:: WORKING DATA

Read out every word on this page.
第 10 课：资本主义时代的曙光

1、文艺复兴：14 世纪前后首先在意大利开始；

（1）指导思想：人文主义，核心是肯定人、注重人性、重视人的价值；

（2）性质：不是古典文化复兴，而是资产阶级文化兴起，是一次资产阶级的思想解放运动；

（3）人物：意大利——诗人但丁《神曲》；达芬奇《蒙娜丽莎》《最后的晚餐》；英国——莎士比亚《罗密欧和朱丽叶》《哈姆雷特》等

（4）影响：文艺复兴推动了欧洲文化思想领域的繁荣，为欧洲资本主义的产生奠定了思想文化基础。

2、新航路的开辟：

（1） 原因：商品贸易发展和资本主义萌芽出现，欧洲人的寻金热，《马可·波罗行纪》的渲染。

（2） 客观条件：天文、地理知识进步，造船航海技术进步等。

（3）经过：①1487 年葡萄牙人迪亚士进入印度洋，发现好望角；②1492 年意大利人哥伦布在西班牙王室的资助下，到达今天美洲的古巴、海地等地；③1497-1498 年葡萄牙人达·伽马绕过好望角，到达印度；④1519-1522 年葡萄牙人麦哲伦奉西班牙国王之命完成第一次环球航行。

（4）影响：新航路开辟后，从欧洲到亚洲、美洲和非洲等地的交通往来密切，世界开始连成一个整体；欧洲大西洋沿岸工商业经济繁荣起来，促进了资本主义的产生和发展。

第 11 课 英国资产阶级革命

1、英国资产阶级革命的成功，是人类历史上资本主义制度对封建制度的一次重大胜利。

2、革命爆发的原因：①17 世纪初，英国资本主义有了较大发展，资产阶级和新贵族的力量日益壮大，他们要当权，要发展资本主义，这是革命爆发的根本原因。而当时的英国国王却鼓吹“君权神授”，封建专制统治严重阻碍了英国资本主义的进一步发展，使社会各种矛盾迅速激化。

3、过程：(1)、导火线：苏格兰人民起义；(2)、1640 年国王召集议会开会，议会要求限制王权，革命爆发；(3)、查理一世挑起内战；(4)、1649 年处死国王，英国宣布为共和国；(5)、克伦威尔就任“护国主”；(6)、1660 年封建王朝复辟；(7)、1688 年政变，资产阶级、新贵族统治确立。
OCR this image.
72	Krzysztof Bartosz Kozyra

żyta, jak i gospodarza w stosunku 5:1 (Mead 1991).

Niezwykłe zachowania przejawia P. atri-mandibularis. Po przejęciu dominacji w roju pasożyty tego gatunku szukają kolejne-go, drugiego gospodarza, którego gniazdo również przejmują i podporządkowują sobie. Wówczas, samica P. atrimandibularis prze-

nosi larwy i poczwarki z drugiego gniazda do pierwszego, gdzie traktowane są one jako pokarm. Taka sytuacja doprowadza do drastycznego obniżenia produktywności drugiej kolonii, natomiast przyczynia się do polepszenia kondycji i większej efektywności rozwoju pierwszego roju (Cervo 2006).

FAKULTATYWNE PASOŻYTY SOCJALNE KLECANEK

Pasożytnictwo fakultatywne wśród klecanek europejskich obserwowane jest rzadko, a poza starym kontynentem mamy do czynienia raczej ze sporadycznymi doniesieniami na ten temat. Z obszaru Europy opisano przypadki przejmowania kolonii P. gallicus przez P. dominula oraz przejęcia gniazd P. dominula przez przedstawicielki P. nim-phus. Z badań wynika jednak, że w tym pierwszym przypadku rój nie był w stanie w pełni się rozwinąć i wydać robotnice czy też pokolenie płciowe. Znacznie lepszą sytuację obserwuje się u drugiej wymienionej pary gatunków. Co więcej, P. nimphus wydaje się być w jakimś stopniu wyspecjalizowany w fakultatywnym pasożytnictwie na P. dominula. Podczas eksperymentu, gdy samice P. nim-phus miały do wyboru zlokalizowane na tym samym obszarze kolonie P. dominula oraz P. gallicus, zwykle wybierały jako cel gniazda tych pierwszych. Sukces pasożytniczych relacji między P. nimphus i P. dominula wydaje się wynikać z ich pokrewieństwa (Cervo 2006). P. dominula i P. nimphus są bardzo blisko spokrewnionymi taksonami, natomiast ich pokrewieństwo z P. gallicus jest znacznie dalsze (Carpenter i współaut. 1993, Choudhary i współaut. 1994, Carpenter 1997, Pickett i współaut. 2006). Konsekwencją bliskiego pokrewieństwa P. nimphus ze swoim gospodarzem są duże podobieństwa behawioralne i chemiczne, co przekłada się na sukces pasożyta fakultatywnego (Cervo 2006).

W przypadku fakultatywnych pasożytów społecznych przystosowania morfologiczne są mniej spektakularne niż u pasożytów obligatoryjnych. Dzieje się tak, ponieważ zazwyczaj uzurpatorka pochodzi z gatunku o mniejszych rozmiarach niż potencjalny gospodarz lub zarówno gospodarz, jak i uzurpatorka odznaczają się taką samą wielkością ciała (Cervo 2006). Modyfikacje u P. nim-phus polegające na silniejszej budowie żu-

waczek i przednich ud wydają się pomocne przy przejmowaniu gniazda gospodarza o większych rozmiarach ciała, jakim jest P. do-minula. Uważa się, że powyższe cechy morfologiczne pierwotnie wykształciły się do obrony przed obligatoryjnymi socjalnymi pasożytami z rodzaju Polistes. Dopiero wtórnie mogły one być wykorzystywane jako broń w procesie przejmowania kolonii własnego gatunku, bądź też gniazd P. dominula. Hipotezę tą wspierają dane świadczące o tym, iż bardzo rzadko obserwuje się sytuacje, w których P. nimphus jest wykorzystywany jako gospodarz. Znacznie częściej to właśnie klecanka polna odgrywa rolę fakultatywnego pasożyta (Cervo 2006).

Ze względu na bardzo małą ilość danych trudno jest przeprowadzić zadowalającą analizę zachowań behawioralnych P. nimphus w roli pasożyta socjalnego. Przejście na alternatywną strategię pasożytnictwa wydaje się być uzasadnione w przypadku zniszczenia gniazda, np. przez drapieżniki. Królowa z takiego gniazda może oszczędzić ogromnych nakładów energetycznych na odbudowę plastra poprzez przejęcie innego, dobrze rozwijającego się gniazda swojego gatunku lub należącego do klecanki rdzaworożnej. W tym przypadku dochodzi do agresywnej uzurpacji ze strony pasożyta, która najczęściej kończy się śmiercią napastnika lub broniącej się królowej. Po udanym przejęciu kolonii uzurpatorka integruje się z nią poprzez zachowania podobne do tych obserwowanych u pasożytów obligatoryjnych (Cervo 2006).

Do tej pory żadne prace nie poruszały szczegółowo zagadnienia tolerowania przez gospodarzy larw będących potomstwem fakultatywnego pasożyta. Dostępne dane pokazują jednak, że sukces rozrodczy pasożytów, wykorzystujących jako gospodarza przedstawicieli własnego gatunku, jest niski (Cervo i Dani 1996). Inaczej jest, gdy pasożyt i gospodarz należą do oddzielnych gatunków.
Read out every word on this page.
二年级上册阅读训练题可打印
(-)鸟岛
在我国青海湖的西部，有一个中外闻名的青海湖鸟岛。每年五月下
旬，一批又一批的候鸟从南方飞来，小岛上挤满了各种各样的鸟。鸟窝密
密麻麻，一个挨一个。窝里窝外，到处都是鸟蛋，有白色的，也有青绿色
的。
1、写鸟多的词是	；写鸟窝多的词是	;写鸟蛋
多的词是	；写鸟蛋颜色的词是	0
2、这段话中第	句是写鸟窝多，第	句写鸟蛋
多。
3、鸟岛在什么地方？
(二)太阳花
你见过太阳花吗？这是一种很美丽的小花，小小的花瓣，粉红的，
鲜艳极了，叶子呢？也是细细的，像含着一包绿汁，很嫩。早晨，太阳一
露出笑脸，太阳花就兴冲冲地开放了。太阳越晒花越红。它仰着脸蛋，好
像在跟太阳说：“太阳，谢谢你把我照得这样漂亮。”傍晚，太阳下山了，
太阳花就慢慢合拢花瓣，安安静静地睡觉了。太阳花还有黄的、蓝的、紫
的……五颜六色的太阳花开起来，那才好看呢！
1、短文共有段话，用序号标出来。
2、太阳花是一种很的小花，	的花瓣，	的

::::

- [EXERCISE INSTRUCTIONS]: Select all lines in the listing that include the word "gatunków".

- [OUTPUT FOR THIS EXERCISE]:
Pasożytnictwo fakultatywne wśród klecanek europejskich obserwowane jest rzadko, a poza starym kontynentem mamy do czynienia raczej ze sporadycznymi doniesieniami na ten temat. Z obszaru Europy opisano przypadki przejmowania kolonii P. gallicus przez P. dominula oraz przejęcia gniazd P. dominula przez przedstawicielki P. nim-phus. Z badań wynika jednak, że w tym pierwszym przypadku rój nie był w stanie w pełni się rozwinąć i wydać robotnice czy też pokolenie płciowe. Znacznie lepszą sytuację obserwuje się u drugiej wymienionej pary gatunków. Co więcej, P. nimphus wydaje się być w jakimś stopniu wyspecjalizowany w fakultatywnym pasożytnictwie na P. dominula. Podczas eksperymentu, gdy samice P. nim-phus miały do wyboru zlokalizowane na tym samym obszarze kolonie P. dominula oraz P. gallicus, zwykle wybierały jako cel gniazda tych pierwszych. Sukces pasożytniczych relacji między P. nimphus i P. dominula wydaje się wynikać z ich pokrewieństwa (Cervo 2006). P. dominula i P. nimphus są bardzo blisko spokrewnionymi taksonami, natomiast ich pokrewieństwo z P. gallicus jest znacznie dalsze (Carpenter i współaut. 1993, Choudhary i współaut. 1994, Carpenter 1997, Pickett i współaut. 2006). Konsekwencją bliskiego pokrewieństwa P. nimphus ze swoim gospodarzem są duże podobieństwa behawioralne i chemiczne, co przekłada się na sukces pasożyta fakultatywnego (Cervo 2006).
Do tej pory żadne prace nie poruszały szczegółowo zagadnienia tolerowania przez gospodarzy larw będących potomstwem fakultatywnego pasożyta. Dostępne dane pokazują jednak, że sukces rozrodczy pasożytów, wykorzystujących jako gospodarza przedstawicieli własnego gatunku, jest niski (Cervo i Dani 1996). Inaczej jest, gdy pasożyt i gospodarz należą do oddzielnych gatunków.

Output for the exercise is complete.